● Aim of the task: In the records below, find each line containing the word "Usar" and copy it.

(Stored data)

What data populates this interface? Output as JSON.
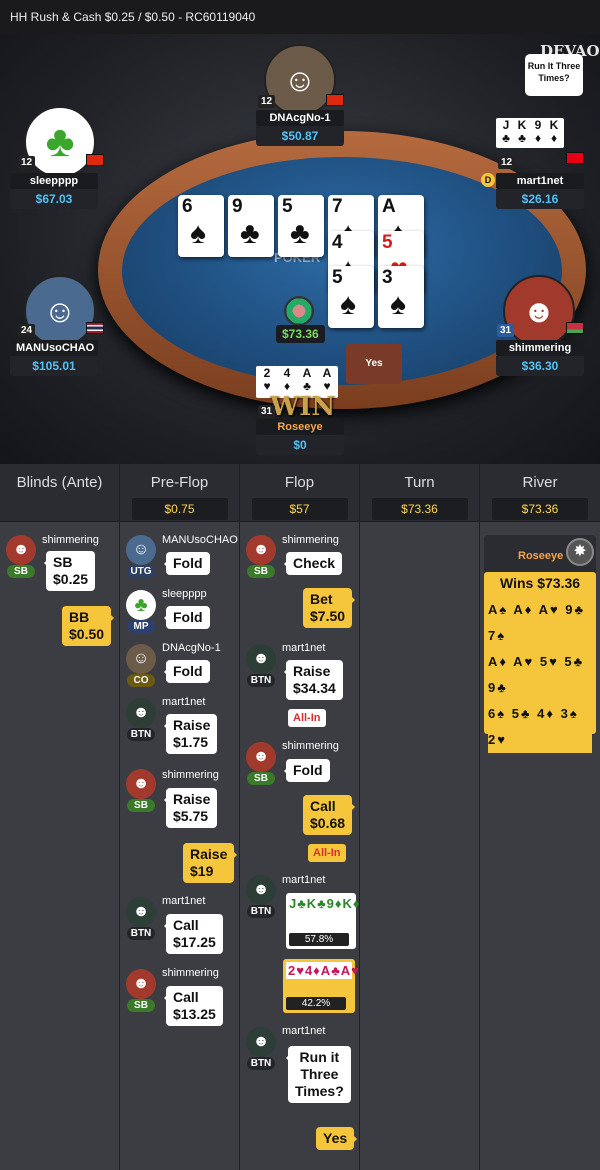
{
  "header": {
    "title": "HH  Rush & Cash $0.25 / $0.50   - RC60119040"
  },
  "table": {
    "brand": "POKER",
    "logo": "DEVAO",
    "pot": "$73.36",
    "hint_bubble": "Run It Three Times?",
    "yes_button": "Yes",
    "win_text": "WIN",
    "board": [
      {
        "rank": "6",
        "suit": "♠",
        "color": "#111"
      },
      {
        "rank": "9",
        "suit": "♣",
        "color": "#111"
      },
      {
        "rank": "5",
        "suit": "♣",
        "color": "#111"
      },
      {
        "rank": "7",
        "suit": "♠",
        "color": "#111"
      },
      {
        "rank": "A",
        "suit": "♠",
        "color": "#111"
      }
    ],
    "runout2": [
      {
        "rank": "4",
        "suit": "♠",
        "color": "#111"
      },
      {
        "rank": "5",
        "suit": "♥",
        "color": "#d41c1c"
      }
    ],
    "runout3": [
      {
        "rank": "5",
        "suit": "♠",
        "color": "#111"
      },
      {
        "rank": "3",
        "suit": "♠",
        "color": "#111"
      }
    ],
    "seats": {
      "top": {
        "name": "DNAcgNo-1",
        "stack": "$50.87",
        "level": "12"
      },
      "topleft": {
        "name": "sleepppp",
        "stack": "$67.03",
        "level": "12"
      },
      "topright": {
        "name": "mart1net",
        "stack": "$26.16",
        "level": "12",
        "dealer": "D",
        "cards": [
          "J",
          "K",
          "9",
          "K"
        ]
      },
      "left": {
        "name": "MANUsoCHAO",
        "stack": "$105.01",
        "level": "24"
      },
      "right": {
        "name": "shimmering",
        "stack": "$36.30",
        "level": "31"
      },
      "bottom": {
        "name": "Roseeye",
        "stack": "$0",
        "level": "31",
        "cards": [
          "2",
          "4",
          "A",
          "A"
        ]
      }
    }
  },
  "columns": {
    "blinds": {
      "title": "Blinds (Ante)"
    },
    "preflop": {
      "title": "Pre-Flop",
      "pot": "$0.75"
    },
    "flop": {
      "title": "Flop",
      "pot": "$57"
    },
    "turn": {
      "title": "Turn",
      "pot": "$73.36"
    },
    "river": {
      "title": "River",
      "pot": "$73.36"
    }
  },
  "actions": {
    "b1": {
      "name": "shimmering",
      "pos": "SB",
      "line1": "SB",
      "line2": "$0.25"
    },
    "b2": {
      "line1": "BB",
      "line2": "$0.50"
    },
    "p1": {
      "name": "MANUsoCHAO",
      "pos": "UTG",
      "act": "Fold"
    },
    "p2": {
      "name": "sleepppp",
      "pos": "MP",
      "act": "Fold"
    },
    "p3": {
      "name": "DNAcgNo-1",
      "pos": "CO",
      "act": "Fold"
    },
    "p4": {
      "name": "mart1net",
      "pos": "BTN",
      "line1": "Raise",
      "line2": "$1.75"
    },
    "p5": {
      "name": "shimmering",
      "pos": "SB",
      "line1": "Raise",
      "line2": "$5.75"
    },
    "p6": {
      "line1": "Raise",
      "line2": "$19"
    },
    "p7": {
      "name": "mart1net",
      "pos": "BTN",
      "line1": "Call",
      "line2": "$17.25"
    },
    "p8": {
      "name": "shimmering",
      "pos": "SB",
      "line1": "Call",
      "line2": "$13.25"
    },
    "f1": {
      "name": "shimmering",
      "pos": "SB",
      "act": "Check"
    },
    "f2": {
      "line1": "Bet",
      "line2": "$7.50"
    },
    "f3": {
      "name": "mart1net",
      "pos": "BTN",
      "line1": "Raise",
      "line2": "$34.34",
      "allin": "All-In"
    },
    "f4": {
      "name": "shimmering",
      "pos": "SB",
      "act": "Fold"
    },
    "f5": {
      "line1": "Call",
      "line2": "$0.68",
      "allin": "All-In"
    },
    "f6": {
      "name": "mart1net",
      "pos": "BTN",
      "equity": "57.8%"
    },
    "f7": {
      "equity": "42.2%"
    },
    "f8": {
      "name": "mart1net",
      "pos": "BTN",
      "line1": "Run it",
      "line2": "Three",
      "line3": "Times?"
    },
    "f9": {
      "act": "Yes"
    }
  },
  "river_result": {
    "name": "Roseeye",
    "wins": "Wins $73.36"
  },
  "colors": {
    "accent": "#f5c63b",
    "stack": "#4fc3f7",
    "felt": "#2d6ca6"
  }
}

* * *

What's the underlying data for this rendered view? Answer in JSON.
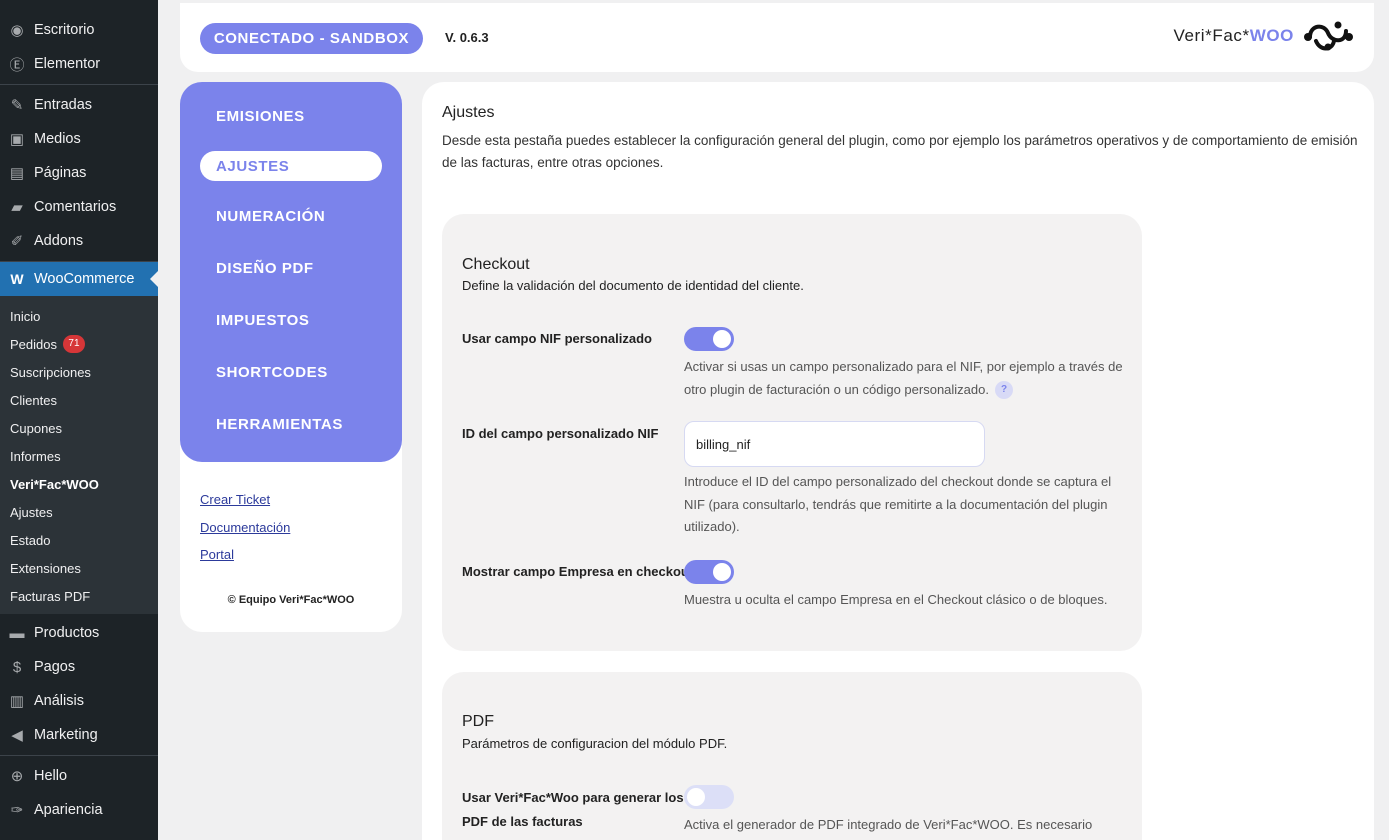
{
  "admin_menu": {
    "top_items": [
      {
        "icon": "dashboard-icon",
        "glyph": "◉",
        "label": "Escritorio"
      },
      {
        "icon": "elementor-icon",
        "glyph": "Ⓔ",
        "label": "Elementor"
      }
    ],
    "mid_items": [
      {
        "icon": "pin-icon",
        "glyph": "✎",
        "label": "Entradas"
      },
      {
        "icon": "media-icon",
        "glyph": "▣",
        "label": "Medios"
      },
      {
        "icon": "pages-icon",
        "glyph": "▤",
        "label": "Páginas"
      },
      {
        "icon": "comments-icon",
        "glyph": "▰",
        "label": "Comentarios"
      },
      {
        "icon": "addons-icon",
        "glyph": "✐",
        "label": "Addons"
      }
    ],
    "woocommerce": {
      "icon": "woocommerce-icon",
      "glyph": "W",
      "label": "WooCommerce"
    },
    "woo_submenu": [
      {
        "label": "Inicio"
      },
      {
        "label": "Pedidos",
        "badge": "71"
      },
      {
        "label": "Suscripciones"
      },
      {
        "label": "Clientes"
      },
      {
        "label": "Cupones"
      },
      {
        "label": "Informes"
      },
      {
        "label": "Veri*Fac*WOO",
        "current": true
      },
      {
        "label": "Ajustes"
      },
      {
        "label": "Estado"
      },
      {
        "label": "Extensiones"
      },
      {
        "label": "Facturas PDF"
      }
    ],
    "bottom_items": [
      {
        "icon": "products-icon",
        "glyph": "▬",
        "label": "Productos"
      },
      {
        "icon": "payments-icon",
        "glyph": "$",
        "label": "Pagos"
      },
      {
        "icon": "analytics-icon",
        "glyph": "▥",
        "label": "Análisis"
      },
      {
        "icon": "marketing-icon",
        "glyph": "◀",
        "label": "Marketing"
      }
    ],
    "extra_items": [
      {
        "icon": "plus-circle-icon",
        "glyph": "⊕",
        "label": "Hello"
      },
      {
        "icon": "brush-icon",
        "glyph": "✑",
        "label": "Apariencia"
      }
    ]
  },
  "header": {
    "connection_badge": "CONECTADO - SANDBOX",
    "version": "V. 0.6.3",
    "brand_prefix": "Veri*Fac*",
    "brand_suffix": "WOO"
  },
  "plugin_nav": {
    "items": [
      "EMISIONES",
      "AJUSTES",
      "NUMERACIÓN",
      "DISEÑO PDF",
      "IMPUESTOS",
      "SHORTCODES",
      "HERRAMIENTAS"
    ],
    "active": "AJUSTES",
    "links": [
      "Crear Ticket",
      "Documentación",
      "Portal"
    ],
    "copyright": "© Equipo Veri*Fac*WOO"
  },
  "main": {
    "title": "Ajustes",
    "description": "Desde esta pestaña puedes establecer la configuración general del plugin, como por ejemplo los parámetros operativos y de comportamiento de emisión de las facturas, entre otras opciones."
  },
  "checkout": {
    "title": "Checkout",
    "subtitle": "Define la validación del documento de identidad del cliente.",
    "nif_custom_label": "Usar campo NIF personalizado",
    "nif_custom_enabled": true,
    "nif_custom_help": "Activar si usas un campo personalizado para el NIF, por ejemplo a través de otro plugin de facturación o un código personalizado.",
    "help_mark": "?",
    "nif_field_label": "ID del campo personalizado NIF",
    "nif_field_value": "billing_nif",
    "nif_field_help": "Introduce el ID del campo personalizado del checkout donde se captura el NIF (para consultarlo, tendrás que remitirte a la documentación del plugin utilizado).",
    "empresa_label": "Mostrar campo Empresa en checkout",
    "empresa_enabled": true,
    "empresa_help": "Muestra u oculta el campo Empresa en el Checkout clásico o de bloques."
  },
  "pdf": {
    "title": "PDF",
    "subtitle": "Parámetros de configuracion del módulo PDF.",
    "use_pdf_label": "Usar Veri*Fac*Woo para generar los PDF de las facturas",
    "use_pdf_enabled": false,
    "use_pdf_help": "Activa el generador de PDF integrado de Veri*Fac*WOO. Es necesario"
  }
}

---

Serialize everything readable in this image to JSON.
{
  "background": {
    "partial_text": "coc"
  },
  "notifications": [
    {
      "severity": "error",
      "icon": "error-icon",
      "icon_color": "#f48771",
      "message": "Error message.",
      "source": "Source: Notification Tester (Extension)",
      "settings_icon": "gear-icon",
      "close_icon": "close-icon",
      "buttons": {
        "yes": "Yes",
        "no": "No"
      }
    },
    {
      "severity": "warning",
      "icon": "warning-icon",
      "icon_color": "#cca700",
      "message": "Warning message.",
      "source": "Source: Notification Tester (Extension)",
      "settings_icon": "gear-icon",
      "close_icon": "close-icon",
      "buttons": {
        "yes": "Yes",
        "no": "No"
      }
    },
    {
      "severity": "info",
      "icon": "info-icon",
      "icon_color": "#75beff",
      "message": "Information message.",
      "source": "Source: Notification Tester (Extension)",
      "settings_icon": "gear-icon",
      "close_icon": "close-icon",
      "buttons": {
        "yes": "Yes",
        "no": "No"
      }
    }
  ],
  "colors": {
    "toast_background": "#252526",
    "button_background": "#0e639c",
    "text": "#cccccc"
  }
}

● Solution to the problem:
    "nif_custom_label": "Usar campo NIF personalizado",
    "use_pdf_label": "Usar Veri*Fac*Woo para generar los PDF de las facturas",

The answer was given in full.